■ Direction
Count every line that has the word "ylabel". Give the number, without anything more.

(Records from a collection of figures)
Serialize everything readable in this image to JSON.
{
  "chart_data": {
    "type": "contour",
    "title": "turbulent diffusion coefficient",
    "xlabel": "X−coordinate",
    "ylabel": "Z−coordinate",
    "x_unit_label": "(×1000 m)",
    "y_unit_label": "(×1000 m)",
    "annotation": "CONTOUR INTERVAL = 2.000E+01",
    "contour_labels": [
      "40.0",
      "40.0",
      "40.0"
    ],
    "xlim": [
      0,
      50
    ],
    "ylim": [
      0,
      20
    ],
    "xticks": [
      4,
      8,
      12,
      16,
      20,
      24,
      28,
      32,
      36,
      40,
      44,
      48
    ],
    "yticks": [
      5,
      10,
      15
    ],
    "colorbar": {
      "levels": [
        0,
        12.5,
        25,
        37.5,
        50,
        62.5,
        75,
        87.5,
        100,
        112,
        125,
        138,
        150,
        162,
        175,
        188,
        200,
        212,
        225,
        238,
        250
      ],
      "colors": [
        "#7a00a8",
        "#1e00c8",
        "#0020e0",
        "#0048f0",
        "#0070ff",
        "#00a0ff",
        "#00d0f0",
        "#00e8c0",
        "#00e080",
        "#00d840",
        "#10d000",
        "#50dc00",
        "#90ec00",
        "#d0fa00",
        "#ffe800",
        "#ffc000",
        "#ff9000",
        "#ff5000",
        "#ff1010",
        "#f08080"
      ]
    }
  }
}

---

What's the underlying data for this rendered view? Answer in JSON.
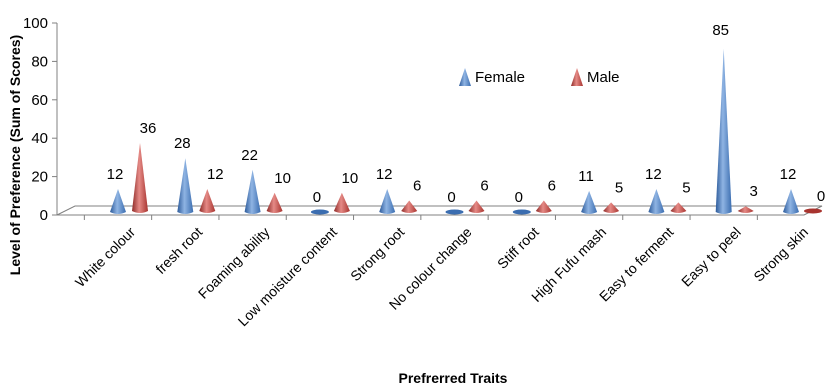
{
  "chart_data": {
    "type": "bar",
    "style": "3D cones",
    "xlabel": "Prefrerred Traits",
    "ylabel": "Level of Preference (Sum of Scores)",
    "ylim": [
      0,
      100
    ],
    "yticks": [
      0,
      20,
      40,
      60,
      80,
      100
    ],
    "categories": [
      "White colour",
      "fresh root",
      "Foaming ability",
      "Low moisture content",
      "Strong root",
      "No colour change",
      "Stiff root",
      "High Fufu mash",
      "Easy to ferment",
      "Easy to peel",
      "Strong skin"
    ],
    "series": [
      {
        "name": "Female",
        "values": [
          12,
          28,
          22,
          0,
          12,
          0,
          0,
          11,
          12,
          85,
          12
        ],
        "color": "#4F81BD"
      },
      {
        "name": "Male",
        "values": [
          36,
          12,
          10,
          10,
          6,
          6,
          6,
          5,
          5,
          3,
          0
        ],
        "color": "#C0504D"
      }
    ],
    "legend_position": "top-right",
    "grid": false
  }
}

■ Output of the task
2